■ Problem requirements: Below are the records; collect from them each line containing the string "Wallet".

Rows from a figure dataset

__________________________________________________

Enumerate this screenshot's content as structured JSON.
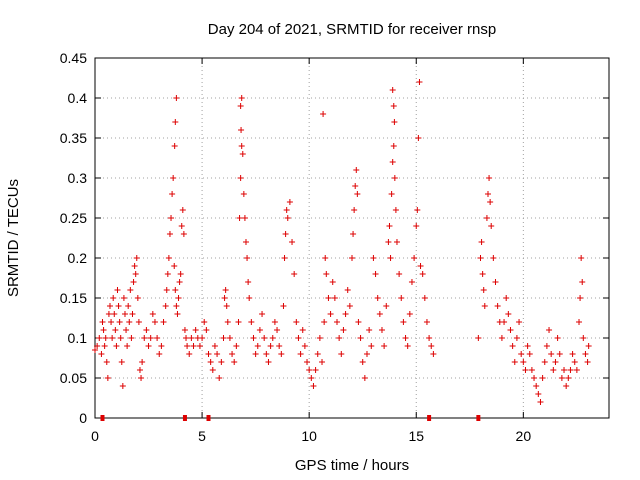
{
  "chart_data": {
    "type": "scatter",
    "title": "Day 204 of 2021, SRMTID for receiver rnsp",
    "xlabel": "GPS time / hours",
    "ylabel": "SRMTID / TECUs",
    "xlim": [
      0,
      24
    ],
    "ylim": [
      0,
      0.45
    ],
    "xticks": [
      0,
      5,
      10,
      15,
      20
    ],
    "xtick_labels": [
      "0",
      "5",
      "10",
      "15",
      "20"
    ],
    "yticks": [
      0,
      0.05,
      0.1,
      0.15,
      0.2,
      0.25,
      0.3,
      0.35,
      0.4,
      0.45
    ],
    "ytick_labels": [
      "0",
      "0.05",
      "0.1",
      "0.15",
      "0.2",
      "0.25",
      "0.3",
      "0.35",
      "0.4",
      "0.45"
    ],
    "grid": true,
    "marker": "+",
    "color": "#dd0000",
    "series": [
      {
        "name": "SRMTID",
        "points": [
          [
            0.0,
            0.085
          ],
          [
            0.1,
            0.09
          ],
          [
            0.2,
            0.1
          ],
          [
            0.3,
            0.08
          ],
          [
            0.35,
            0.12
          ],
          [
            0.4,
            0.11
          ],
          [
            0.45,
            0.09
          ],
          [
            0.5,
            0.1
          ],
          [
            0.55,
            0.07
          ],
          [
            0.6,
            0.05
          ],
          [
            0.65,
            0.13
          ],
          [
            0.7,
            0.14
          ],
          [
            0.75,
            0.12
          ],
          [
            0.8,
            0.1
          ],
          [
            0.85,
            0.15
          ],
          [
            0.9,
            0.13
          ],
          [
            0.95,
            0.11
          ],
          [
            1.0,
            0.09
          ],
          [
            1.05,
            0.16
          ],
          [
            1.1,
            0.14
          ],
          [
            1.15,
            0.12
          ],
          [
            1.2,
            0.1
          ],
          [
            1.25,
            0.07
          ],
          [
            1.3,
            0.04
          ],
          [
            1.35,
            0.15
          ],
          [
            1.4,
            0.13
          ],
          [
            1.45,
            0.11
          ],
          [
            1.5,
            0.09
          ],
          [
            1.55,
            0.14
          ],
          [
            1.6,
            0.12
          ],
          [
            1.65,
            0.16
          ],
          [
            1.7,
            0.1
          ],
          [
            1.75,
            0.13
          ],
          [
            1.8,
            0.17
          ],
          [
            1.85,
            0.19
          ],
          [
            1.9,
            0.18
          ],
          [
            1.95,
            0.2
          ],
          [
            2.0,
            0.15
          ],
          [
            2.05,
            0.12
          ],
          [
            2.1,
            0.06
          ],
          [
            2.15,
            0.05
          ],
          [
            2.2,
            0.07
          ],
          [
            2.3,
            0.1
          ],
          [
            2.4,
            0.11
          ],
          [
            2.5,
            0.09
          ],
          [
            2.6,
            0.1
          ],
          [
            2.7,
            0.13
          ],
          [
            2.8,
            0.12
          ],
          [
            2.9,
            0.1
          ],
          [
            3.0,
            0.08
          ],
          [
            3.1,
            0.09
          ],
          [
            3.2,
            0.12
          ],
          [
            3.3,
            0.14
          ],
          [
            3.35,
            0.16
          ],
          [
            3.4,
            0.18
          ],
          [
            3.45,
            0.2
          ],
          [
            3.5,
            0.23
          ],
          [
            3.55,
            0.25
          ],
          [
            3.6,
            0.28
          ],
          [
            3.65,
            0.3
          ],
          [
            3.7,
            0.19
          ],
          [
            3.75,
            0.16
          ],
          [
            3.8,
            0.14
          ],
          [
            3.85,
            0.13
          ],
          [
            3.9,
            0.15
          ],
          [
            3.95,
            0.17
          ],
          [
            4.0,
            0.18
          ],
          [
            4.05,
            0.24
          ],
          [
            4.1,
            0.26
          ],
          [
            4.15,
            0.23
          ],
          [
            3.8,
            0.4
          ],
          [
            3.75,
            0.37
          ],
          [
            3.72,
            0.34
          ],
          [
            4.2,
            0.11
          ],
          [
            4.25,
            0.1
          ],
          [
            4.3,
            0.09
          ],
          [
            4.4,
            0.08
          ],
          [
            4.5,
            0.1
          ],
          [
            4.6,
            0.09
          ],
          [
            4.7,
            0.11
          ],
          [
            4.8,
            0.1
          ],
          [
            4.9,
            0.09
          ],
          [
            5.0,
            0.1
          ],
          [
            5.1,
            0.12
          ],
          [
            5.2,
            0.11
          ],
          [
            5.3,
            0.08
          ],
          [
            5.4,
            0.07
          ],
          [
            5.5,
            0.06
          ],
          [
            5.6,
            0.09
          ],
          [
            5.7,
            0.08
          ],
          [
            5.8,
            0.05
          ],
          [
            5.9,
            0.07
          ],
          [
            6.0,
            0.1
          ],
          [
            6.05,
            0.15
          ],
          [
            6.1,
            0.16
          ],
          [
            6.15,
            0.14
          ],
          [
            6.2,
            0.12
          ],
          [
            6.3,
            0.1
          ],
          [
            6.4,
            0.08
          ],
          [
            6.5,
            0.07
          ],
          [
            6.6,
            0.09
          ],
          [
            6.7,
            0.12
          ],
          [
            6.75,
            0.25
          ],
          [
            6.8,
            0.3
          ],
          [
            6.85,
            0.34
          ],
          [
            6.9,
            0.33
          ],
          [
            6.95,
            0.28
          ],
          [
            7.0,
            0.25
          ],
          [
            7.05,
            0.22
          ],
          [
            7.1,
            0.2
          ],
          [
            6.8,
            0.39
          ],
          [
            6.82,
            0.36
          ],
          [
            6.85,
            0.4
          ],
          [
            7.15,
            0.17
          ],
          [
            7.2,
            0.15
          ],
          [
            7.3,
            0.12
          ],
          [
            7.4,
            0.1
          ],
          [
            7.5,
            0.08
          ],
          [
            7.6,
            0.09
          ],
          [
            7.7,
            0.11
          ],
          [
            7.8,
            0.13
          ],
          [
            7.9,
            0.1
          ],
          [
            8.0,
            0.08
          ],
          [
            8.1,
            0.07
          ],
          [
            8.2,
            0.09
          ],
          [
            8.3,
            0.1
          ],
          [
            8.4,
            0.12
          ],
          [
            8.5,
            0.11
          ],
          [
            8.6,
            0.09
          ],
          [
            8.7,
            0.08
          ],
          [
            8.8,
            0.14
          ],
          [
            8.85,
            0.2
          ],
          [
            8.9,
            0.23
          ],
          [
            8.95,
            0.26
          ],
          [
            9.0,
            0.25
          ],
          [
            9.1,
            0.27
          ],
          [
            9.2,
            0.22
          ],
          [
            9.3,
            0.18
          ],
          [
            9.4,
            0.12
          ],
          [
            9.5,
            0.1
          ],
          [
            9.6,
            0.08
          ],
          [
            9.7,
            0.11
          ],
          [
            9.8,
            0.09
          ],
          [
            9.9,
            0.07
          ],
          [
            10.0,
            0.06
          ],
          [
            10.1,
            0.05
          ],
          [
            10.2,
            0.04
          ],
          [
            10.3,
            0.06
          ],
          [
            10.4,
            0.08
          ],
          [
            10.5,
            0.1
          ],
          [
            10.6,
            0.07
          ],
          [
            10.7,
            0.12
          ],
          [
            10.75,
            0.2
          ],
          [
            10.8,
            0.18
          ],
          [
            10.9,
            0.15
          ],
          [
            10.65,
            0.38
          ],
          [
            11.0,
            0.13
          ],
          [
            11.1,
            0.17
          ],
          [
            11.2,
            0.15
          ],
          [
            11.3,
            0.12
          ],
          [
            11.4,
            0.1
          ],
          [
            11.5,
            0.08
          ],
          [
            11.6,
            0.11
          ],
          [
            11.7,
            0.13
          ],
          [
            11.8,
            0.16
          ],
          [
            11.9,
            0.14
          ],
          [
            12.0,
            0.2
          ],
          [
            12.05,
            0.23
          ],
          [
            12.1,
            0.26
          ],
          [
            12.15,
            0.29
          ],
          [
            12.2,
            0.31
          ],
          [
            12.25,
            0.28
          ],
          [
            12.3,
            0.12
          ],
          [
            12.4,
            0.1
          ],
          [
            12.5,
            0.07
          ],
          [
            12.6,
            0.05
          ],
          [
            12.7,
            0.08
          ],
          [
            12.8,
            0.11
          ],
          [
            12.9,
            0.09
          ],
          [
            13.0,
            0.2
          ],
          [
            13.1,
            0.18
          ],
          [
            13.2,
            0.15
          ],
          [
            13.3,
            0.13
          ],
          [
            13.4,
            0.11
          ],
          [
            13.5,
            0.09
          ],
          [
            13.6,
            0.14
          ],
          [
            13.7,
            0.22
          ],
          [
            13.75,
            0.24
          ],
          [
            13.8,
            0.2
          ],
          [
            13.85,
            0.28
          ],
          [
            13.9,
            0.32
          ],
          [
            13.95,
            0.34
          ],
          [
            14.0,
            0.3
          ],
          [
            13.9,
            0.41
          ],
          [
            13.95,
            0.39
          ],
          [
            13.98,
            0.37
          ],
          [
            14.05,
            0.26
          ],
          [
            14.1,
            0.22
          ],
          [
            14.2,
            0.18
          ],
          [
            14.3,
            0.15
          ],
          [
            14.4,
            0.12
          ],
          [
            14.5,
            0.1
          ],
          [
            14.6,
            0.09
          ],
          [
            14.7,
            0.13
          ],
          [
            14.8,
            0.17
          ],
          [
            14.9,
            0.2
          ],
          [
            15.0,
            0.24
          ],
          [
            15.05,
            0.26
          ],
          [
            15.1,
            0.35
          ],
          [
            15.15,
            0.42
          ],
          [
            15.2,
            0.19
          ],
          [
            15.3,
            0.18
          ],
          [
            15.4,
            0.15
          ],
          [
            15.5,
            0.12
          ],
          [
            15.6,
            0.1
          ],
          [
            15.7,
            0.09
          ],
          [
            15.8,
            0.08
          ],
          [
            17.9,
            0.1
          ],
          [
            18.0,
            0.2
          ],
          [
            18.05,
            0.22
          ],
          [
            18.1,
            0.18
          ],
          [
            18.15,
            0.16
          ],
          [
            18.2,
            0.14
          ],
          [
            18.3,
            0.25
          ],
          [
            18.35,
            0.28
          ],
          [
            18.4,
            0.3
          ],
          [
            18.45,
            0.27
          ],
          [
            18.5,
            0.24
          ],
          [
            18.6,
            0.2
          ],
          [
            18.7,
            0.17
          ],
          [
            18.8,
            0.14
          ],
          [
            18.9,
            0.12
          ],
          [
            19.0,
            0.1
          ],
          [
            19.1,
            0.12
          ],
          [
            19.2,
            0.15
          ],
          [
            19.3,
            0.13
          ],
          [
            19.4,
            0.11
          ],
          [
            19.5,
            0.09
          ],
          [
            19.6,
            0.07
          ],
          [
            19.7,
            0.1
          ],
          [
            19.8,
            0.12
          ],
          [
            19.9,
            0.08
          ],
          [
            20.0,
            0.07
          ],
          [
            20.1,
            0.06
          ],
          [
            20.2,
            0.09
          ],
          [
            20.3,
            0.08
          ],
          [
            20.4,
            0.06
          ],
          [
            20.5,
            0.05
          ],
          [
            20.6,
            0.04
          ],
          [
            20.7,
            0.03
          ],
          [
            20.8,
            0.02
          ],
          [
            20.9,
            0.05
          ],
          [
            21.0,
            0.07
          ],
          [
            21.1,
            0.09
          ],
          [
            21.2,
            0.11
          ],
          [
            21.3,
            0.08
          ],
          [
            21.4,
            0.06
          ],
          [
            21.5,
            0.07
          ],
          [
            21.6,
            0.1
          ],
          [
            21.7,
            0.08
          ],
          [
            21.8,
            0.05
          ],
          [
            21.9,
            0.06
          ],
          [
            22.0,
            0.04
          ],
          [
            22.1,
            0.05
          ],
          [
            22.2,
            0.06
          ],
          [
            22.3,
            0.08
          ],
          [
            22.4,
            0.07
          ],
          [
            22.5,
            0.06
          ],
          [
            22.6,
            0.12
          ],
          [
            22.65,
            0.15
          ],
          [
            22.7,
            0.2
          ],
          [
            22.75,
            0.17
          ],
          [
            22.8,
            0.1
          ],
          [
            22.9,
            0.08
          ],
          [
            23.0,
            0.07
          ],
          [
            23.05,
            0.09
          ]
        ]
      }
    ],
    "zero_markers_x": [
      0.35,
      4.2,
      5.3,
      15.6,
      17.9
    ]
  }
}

__________________________________________________

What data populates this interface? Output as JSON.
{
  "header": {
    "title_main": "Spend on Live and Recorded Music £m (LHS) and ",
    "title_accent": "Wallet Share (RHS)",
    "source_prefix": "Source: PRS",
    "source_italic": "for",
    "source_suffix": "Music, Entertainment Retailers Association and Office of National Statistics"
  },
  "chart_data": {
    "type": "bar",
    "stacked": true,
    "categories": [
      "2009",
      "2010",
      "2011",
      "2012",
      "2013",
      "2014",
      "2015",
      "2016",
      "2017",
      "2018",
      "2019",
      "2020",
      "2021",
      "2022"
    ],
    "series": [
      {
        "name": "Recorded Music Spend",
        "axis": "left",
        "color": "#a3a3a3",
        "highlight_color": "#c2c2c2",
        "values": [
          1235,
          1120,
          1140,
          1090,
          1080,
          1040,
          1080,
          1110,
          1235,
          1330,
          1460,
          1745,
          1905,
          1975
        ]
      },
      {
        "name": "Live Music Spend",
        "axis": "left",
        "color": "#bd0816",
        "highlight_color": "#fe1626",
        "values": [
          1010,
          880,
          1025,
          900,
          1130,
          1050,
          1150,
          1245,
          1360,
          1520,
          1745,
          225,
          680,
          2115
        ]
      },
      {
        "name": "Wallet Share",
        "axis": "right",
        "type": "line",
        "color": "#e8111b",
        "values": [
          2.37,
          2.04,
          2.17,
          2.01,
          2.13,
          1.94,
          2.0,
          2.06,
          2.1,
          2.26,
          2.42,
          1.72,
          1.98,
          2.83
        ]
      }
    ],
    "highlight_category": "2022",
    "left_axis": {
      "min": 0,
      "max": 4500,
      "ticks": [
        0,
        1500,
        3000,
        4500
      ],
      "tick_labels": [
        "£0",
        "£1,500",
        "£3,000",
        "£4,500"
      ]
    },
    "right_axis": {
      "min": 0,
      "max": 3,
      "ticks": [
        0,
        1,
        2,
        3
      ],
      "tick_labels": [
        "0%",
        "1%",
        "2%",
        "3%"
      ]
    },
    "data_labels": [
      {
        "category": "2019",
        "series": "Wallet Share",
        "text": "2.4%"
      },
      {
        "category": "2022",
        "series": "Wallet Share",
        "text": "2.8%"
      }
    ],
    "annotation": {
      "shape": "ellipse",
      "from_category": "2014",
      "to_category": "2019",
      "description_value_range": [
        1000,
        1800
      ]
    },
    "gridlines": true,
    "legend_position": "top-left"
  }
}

__________________________________________________

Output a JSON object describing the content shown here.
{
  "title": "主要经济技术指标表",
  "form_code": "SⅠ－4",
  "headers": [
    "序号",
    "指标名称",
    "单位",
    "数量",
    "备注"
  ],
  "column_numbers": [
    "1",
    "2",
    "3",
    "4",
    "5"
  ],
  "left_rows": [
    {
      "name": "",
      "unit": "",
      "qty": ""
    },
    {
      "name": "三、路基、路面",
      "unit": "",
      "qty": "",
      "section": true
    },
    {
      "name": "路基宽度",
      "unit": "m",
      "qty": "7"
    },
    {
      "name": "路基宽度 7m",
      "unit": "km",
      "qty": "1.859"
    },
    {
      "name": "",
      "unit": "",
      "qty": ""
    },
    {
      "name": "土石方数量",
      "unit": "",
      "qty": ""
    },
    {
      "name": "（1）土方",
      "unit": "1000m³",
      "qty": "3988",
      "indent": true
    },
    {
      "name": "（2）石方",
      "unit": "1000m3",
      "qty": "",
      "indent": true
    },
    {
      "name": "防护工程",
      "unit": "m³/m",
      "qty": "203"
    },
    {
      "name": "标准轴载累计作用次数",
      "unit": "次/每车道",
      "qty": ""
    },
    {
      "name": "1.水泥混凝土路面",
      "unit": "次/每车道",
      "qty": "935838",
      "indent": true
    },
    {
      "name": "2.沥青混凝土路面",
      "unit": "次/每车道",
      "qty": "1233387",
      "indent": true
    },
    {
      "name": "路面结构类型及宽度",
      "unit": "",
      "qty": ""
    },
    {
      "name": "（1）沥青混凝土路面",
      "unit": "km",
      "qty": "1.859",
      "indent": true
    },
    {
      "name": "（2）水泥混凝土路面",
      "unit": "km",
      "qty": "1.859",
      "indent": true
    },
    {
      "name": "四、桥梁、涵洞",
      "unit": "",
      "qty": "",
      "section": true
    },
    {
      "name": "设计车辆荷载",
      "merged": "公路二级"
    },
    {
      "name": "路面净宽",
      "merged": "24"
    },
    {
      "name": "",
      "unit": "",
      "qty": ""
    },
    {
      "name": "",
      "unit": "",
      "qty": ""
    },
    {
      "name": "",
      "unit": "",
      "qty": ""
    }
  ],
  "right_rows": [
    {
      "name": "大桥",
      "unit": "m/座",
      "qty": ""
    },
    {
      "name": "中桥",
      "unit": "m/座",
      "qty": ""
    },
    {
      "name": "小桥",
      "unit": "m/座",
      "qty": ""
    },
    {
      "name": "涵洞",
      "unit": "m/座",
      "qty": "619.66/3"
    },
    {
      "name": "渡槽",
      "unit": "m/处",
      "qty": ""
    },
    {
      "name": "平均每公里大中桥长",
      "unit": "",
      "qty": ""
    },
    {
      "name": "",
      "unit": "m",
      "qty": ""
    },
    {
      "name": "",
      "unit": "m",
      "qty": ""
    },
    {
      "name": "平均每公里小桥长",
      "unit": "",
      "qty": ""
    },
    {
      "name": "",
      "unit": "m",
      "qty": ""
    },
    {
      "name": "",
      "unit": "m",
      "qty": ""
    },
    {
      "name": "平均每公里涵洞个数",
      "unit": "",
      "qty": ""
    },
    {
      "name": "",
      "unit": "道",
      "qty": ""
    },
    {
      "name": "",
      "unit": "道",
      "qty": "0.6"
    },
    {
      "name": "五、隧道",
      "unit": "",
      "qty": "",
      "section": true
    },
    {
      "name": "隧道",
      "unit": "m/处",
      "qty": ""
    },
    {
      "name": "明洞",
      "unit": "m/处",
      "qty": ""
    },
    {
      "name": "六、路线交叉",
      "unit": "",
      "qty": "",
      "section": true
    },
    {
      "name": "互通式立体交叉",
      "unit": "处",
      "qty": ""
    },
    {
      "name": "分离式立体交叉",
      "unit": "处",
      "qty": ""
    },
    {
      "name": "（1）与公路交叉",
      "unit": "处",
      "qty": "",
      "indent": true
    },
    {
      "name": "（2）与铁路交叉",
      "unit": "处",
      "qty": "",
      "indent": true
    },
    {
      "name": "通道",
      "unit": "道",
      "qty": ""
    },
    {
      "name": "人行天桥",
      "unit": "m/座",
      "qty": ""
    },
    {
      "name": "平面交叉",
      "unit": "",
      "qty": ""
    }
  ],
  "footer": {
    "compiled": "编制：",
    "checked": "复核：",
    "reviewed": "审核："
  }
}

__________________________________________________

■ Complete answer:
    "title_accent": "Wallet Share (RHS)",
        "name": "Wallet Share",
        "series": "Wallet Share",
        "series": "Wallet Share",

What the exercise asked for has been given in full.